▶ **What you have to do**: Return the listing word for word, as given.

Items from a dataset
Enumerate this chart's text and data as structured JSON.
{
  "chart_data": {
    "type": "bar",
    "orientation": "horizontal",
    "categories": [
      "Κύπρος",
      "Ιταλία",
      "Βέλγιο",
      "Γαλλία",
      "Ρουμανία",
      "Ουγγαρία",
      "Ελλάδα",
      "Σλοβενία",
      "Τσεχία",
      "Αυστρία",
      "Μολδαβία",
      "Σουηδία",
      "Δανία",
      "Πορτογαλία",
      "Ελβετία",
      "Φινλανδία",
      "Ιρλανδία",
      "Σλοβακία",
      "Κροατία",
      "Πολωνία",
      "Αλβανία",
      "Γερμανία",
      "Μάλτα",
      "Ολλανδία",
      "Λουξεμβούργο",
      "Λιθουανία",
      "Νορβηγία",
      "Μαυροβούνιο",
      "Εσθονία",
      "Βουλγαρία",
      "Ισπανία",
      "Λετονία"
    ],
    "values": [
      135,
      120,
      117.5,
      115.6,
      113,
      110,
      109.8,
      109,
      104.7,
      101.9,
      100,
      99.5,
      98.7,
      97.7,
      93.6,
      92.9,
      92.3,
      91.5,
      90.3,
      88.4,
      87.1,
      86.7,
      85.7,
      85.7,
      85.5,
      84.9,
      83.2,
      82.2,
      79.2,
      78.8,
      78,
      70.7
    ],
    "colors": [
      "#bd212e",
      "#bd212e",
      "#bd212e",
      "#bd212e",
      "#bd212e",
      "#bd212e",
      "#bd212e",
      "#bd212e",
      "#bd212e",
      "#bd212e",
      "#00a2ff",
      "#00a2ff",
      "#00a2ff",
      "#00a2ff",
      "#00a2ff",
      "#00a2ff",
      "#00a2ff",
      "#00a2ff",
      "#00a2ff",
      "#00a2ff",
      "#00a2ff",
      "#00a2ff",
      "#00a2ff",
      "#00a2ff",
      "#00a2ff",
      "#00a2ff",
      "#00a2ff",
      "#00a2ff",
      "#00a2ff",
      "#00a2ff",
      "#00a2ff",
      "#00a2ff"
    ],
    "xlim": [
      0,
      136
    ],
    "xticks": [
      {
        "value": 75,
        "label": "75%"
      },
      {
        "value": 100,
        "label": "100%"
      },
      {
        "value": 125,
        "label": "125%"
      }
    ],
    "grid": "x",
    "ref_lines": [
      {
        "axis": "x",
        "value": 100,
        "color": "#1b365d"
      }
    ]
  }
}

▶ **Worked answer**:
Enumerate this chart's text and data as structured JSON.
{
  "chart_data": {
    "type": "bar",
    "orientation": "horizontal",
    "categories": [
      "Κύπρος",
      "Ιταλία",
      "Βέλγιο",
      "Γαλλία",
      "Ρουμανία",
      "Ουγγαρία",
      "Ελλάδα",
      "Σλοβενία",
      "Τσεχία",
      "Αυστρία",
      "Μολδαβία",
      "Σουηδία",
      "Δανία",
      "Πορτογαλία",
      "Ελβετία",
      "Φινλανδία",
      "Ιρλανδία",
      "Σλοβακία",
      "Κροατία",
      "Πολωνία",
      "Αλβανία",
      "Γερμανία",
      "Μάλτα",
      "Ολλανδία",
      "Λουξεμβούργο",
      "Λιθουανία",
      "Νορβηγία",
      "Μαυροβούνιο",
      "Εσθονία",
      "Βουλγαρία",
      "Ισπανία",
      "Λετονία"
    ],
    "values": [
      135,
      120,
      117.5,
      115.6,
      113,
      110,
      109.8,
      109,
      104.7,
      101.9,
      100,
      99.5,
      98.7,
      97.7,
      93.6,
      92.9,
      92.3,
      91.5,
      90.3,
      88.4,
      87.1,
      86.7,
      85.7,
      85.7,
      85.5,
      84.9,
      83.2,
      82.2,
      79.2,
      78.8,
      78,
      70.7
    ],
    "colors": [
      "#bd212e",
      "#bd212e",
      "#bd212e",
      "#bd212e",
      "#bd212e",
      "#bd212e",
      "#bd212e",
      "#bd212e",
      "#bd212e",
      "#bd212e",
      "#00a2ff",
      "#00a2ff",
      "#00a2ff",
      "#00a2ff",
      "#00a2ff",
      "#00a2ff",
      "#00a2ff",
      "#00a2ff",
      "#00a2ff",
      "#00a2ff",
      "#00a2ff",
      "#00a2ff",
      "#00a2ff",
      "#00a2ff",
      "#00a2ff",
      "#00a2ff",
      "#00a2ff",
      "#00a2ff",
      "#00a2ff",
      "#00a2ff",
      "#00a2ff",
      "#00a2ff"
    ],
    "xlim": [
      0,
      136
    ],
    "xticks": [
      {
        "value": 75,
        "label": "75%"
      },
      {
        "value": 100,
        "label": "100%"
      },
      {
        "value": 125,
        "label": "125%"
      }
    ],
    "grid": "x",
    "ref_lines": [
      {
        "axis": "x",
        "value": 100,
        "color": "#1b365d"
      }
    ]
  }
}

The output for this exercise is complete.